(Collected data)
———

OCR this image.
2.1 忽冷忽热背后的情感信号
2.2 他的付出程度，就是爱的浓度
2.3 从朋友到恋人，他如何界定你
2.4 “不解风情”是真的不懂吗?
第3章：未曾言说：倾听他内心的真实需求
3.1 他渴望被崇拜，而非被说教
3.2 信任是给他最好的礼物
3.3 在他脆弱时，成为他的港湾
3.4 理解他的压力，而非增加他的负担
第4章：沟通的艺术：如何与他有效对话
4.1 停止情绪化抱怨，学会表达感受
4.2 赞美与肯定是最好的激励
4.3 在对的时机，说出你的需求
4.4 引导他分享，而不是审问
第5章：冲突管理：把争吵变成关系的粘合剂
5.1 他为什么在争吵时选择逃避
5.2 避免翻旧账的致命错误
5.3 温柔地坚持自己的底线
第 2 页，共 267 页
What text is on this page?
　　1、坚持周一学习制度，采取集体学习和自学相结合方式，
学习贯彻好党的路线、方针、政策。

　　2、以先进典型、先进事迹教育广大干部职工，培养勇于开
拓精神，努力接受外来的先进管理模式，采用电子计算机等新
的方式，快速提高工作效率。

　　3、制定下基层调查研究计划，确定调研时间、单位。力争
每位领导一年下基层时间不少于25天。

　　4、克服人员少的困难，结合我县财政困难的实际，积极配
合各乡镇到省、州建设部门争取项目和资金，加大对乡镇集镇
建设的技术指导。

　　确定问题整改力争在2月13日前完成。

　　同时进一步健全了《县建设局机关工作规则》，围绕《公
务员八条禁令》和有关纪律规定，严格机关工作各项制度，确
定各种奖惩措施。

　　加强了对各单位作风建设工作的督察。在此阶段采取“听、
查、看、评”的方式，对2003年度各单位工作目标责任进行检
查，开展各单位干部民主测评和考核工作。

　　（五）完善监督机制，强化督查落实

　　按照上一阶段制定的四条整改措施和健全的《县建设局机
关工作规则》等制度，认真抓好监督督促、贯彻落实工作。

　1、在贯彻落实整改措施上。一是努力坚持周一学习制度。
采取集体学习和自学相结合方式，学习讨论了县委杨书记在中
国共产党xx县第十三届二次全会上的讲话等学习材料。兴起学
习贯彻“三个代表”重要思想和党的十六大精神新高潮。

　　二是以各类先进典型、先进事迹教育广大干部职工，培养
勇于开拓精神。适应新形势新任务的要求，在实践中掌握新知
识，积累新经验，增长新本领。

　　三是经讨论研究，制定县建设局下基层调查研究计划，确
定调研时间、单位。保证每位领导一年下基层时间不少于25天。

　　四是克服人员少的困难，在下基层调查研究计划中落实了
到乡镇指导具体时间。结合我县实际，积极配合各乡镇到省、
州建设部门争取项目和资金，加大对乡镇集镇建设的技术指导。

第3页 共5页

———

● **Exercise brief**:
Return the entries above exactly, each one complete.

● **Answer below**:
OCR this image.
2.1 忽冷忽热背后的情感信号
2.2 他的付出程度，就是爱的浓度
2.3 从朋友到恋人，他如何界定你
2.4 “不解风情”是真的不懂吗?
第3章：未曾言说：倾听他内心的真实需求
3.1 他渴望被崇拜，而非被说教
3.2 信任是给他最好的礼物
3.3 在他脆弱时，成为他的港湾
3.4 理解他的压力，而非增加他的负担
第4章：沟通的艺术：如何与他有效对话
4.1 停止情绪化抱怨，学会表达感受
4.2 赞美与肯定是最好的激励
4.3 在对的时机，说出你的需求
4.4 引导他分享，而不是审问
第5章：冲突管理：把争吵变成关系的粘合剂
5.1 他为什么在争吵时选择逃避
5.2 避免翻旧账的致命错误
5.3 温柔地坚持自己的底线
第 2 页，共 267 页
What text is on this page?
　　1、坚持周一学习制度，采取集体学习和自学相结合方式，
学习贯彻好党的路线、方针、政策。

　　2、以先进典型、先进事迹教育广大干部职工，培养勇于开
拓精神，努力接受外来的先进管理模式，采用电子计算机等新
的方式，快速提高工作效率。

　　3、制定下基层调查研究计划，确定调研时间、单位。力争
每位领导一年下基层时间不少于25天。

　　4、克服人员少的困难，结合我县财政困难的实际，积极配
合各乡镇到省、州建设部门争取项目和资金，加大对乡镇集镇
建设的技术指导。

　　确定问题整改力争在2月13日前完成。

　　同时进一步健全了《县建设局机关工作规则》，围绕《公
务员八条禁令》和有关纪律规定，严格机关工作各项制度，确
定各种奖惩措施。

　　加强了对各单位作风建设工作的督察。在此阶段采取“听、
查、看、评”的方式，对2003年度各单位工作目标责任进行检
查，开展各单位干部民主测评和考核工作。

　　（五）完善监督机制，强化督查落实

　　按照上一阶段制定的四条整改措施和健全的《县建设局机
关工作规则》等制度，认真抓好监督督促、贯彻落实工作。

　1、在贯彻落实整改措施上。一是努力坚持周一学习制度。
采取集体学习和自学相结合方式，学习讨论了县委杨书记在中
国共产党xx县第十三届二次全会上的讲话等学习材料。兴起学
习贯彻“三个代表”重要思想和党的十六大精神新高潮。

　　二是以各类先进典型、先进事迹教育广大干部职工，培养
勇于开拓精神。适应新形势新任务的要求，在实践中掌握新知
识，积累新经验，增长新本领。

　　三是经讨论研究，制定县建设局下基层调查研究计划，确
定调研时间、单位。保证每位领导一年下基层时间不少于25天。

　　四是克服人员少的困难，在下基层调查研究计划中落实了
到乡镇指导具体时间。结合我县实际，积极配合各乡镇到省、
州建设部门争取项目和资金，加大对乡镇集镇建设的技术指导。

第3页 共5页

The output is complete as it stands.